--- EXCERPTED RECORDS ---

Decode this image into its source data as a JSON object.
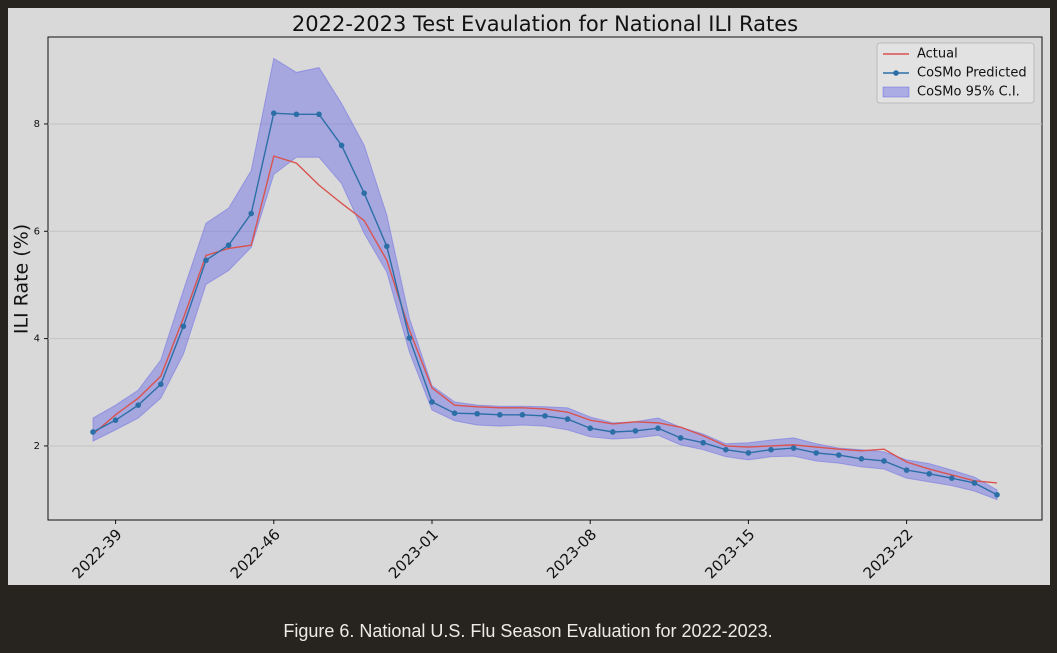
{
  "caption": "Figure 6. National U.S. Flu Season Evaluation for 2022-2023.",
  "chart_data": {
    "type": "line",
    "title": "2022-2023 Test Evaulation for National ILI Rates",
    "y_label": "ILI Rate (%)",
    "categories": [
      null,
      "2022-39",
      null,
      null,
      null,
      null,
      null,
      null,
      "2022-46",
      null,
      null,
      null,
      null,
      null,
      null,
      "2023-01",
      null,
      null,
      null,
      null,
      null,
      null,
      "2023-08",
      null,
      null,
      null,
      null,
      null,
      null,
      "2023-15",
      null,
      null,
      null,
      null,
      null,
      null,
      "2023-22",
      null,
      null,
      null,
      null
    ],
    "ylim": [
      0.62,
      9.62
    ],
    "yticks": [
      2,
      4,
      6,
      8
    ],
    "grid": true,
    "legend": "upper right",
    "series": [
      {
        "name": "Actual",
        "color": "#d9534f",
        "markers": false,
        "values": [
          2.22,
          2.58,
          2.89,
          3.3,
          4.38,
          5.55,
          5.68,
          5.74,
          7.4,
          7.27,
          6.86,
          6.52,
          6.2,
          5.46,
          4.16,
          3.08,
          2.76,
          2.73,
          2.71,
          2.71,
          2.69,
          2.63,
          2.48,
          2.41,
          2.45,
          2.43,
          2.35,
          2.19,
          2.0,
          1.98,
          2.0,
          2.02,
          1.98,
          1.94,
          1.91,
          1.94,
          1.7,
          1.57,
          1.46,
          1.35,
          1.31
        ]
      },
      {
        "name": "CoSMo Predicted",
        "color": "#2c6fa6",
        "markers": true,
        "values": [
          2.26,
          2.48,
          2.76,
          3.15,
          4.23,
          5.46,
          5.74,
          6.33,
          8.2,
          8.18,
          8.18,
          7.6,
          6.71,
          5.72,
          4.01,
          2.82,
          2.61,
          2.6,
          2.58,
          2.58,
          2.56,
          2.5,
          2.33,
          2.26,
          2.28,
          2.33,
          2.15,
          2.06,
          1.93,
          1.87,
          1.93,
          1.96,
          1.87,
          1.83,
          1.76,
          1.72,
          1.55,
          1.48,
          1.4,
          1.31,
          1.09
        ]
      }
    ],
    "band": {
      "name": "CoSMo 95% C.I.",
      "color": "#6a6ae6",
      "upper": [
        2.52,
        2.76,
        3.04,
        3.6,
        4.9,
        6.15,
        6.43,
        7.13,
        9.22,
        8.96,
        9.05,
        8.38,
        7.6,
        6.3,
        4.38,
        3.12,
        2.82,
        2.76,
        2.74,
        2.74,
        2.73,
        2.71,
        2.54,
        2.43,
        2.45,
        2.52,
        2.35,
        2.22,
        2.04,
        2.06,
        2.11,
        2.15,
        2.04,
        1.96,
        1.93,
        1.89,
        1.74,
        1.67,
        1.55,
        1.42,
        1.18
      ],
      "lower": [
        2.09,
        2.3,
        2.52,
        2.89,
        3.71,
        5.01,
        5.27,
        5.7,
        7.06,
        7.38,
        7.38,
        6.89,
        5.96,
        5.24,
        3.75,
        2.67,
        2.47,
        2.39,
        2.37,
        2.39,
        2.37,
        2.3,
        2.17,
        2.13,
        2.15,
        2.2,
        2.02,
        1.93,
        1.8,
        1.74,
        1.8,
        1.81,
        1.72,
        1.68,
        1.61,
        1.57,
        1.4,
        1.33,
        1.26,
        1.16,
        1.0
      ]
    }
  }
}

---

* OBJECTIVE: Tally the lines in the listing that hold "CoSMo" and report the number alone.

* ANSWER IN FULL: 2